INSTRUCTIONS FOR THE TASK -> Gather each line of the records where "ЭЯѠЭ" appears.

## start

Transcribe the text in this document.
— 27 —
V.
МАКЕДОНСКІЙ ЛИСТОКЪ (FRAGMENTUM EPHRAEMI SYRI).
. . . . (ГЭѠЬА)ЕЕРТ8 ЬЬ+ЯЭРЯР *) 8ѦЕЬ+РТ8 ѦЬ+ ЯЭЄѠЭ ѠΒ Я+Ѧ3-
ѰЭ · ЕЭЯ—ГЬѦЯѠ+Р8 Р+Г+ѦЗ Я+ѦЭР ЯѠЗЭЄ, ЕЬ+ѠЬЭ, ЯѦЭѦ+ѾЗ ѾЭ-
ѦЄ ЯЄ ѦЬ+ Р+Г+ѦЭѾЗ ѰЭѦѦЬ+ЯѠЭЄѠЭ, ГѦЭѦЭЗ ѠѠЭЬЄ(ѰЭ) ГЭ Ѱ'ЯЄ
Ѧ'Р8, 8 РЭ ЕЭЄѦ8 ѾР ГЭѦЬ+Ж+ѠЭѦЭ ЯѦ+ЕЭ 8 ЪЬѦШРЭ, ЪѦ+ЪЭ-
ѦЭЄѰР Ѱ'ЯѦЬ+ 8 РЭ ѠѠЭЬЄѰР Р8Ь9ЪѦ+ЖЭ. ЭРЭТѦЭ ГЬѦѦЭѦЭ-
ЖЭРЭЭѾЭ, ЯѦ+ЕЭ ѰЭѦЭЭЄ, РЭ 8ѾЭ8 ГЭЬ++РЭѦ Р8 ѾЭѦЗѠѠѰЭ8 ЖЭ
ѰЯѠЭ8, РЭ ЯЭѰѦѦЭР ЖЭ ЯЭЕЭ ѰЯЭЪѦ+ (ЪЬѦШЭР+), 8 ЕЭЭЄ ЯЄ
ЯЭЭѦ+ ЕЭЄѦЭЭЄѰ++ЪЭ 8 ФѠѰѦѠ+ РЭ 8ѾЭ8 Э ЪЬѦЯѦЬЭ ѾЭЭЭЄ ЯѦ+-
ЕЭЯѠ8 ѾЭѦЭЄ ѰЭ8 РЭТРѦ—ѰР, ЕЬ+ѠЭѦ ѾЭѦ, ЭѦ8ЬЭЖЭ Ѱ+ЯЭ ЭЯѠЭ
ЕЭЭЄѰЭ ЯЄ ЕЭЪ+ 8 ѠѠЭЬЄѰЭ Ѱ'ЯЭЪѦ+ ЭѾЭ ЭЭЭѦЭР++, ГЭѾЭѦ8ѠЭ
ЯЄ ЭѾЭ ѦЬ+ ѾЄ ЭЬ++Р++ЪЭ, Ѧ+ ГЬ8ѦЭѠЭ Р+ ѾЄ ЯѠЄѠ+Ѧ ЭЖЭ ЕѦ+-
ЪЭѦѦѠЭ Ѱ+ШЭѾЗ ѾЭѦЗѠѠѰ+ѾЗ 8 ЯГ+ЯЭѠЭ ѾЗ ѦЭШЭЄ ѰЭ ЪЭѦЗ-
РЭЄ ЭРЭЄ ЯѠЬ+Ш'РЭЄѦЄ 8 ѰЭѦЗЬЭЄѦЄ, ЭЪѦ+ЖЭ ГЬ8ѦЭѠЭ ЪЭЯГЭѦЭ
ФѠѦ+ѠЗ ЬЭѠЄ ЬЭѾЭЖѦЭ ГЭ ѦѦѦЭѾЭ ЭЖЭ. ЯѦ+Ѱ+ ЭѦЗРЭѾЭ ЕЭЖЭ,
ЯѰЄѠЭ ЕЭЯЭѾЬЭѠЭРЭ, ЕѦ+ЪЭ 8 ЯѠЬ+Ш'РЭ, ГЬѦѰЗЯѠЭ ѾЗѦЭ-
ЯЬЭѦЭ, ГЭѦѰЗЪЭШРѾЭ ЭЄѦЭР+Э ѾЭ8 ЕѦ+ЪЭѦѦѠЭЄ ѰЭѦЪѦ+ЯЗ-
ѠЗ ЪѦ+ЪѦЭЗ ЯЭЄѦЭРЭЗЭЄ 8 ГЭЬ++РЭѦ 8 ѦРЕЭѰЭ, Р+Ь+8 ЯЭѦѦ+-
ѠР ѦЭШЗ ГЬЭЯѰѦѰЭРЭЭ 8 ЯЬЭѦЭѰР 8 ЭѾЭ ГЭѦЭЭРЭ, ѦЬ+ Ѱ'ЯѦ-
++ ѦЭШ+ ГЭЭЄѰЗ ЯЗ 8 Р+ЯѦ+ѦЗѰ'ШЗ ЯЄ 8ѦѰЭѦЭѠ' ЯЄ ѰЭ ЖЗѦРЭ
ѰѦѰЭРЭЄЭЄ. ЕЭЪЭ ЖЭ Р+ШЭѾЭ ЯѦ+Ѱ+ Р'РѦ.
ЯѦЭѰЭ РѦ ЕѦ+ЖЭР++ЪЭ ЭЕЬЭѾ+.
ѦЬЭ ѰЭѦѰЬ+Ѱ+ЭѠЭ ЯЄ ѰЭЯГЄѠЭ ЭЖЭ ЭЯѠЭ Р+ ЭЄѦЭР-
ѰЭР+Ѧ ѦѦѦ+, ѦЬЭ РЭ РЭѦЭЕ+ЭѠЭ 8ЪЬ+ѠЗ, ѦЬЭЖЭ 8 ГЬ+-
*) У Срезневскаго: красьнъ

## end

EXERCISE SOLUTION ->
ЕЭЯѠ8 ѾЭѦЭЄ ѰЭ8 РЭТРѦ—ѰР, ЕЬ+ѠЭѦ ѾЭѦ, ЭѦ8ЬЭЖЭ Ѱ+ЯЭ ЭЯѠЭ
ѦЬЭ ѰЭѦѰЬ+Ѱ+ЭѠЭ ЯЄ ѰЭЯГЄѠЭ ЭЖЭ ЭЯѠЭ Р+ ЭЄѦЭР-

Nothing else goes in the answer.